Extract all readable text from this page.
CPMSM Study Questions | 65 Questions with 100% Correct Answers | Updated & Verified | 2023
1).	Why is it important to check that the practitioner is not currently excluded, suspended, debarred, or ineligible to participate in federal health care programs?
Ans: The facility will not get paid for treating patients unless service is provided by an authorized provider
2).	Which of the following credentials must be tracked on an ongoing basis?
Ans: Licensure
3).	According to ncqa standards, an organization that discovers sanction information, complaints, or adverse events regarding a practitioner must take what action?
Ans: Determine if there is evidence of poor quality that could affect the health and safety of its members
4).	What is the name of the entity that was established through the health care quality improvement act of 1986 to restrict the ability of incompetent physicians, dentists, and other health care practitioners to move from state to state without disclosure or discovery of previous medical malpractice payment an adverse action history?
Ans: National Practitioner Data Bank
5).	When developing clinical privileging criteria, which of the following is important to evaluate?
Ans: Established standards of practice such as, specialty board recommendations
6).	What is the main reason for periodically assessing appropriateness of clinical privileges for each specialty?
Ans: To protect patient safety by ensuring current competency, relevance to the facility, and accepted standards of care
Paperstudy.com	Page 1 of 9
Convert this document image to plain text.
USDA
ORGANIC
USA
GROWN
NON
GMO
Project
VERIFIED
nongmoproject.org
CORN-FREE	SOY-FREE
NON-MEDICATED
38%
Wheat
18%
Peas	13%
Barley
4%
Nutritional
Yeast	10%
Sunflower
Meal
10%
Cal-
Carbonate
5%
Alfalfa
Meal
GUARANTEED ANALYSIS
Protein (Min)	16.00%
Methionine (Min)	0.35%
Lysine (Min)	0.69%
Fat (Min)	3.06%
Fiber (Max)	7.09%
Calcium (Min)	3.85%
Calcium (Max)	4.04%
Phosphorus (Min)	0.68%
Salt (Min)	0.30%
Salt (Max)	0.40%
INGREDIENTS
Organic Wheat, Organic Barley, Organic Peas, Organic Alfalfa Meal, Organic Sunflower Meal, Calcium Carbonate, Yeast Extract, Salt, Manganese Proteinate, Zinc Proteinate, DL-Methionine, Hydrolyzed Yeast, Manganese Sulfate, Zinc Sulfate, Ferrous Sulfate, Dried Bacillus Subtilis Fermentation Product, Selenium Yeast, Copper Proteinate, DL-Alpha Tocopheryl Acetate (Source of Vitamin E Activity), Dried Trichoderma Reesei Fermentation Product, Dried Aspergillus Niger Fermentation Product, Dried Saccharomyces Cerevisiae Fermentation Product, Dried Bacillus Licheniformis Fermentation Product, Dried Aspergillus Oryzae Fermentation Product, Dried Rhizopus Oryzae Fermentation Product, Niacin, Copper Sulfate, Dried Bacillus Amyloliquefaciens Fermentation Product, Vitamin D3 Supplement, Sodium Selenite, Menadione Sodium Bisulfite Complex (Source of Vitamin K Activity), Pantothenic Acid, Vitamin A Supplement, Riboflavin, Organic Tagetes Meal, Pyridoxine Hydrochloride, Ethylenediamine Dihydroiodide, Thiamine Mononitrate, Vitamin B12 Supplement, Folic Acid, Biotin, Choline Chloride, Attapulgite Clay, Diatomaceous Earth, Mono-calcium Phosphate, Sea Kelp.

> **WORK INSTRUCTIONS**
Each line of the data should be reproduced exactly as it appears.

> **RESULT OF THIS TASK**
Extract all readable text from this page.
CPMSM Study Questions | 65 Questions with 100% Correct Answers | Updated & Verified | 2023
1).	Why is it important to check that the practitioner is not currently excluded, suspended, debarred, or ineligible to participate in federal health care programs?
Ans: The facility will not get paid for treating patients unless service is provided by an authorized provider
2).	Which of the following credentials must be tracked on an ongoing basis?
Ans: Licensure
3).	According to ncqa standards, an organization that discovers sanction information, complaints, or adverse events regarding a practitioner must take what action?
Ans: Determine if there is evidence of poor quality that could affect the health and safety of its members
4).	What is the name of the entity that was established through the health care quality improvement act of 1986 to restrict the ability of incompetent physicians, dentists, and other health care practitioners to move from state to state without disclosure or discovery of previous medical malpractice payment an adverse action history?
Ans: National Practitioner Data Bank
5).	When developing clinical privileging criteria, which of the following is important to evaluate?
Ans: Established standards of practice such as, specialty board recommendations
6).	What is the main reason for periodically assessing appropriateness of clinical privileges for each specialty?
Ans: To protect patient safety by ensuring current competency, relevance to the facility, and accepted standards of care
Paperstudy.com	Page 1 of 9
Convert this document image to plain text.
USDA
ORGANIC
USA
GROWN
NON
GMO
Project
VERIFIED
nongmoproject.org
CORN-FREE	SOY-FREE
NON-MEDICATED
38%
Wheat
18%
Peas	13%
Barley
4%
Nutritional
Yeast	10%
Sunflower
Meal
10%
Cal-
Carbonate
5%
Alfalfa
Meal
GUARANTEED ANALYSIS
Protein (Min)	16.00%
Methionine (Min)	0.35%
Lysine (Min)	0.69%
Fat (Min)	3.06%
Fiber (Max)	7.09%
Calcium (Min)	3.85%
Calcium (Max)	4.04%
Phosphorus (Min)	0.68%
Salt (Min)	0.30%
Salt (Max)	0.40%
INGREDIENTS
Organic Wheat, Organic Barley, Organic Peas, Organic Alfalfa Meal, Organic Sunflower Meal, Calcium Carbonate, Yeast Extract, Salt, Manganese Proteinate, Zinc Proteinate, DL-Methionine, Hydrolyzed Yeast, Manganese Sulfate, Zinc Sulfate, Ferrous Sulfate, Dried Bacillus Subtilis Fermentation Product, Selenium Yeast, Copper Proteinate, DL-Alpha Tocopheryl Acetate (Source of Vitamin E Activity), Dried Trichoderma Reesei Fermentation Product, Dried Aspergillus Niger Fermentation Product, Dried Saccharomyces Cerevisiae Fermentation Product, Dried Bacillus Licheniformis Fermentation Product, Dried Aspergillus Oryzae Fermentation Product, Dried Rhizopus Oryzae Fermentation Product, Niacin, Copper Sulfate, Dried Bacillus Amyloliquefaciens Fermentation Product, Vitamin D3 Supplement, Sodium Selenite, Menadione Sodium Bisulfite Complex (Source of Vitamin K Activity), Pantothenic Acid, Vitamin A Supplement, Riboflavin, Organic Tagetes Meal, Pyridoxine Hydrochloride, Ethylenediamine Dihydroiodide, Thiamine Mononitrate, Vitamin B12 Supplement, Folic Acid, Biotin, Choline Chloride, Attapulgite Clay, Diatomaceous Earth, Mono-calcium Phosphate, Sea Kelp.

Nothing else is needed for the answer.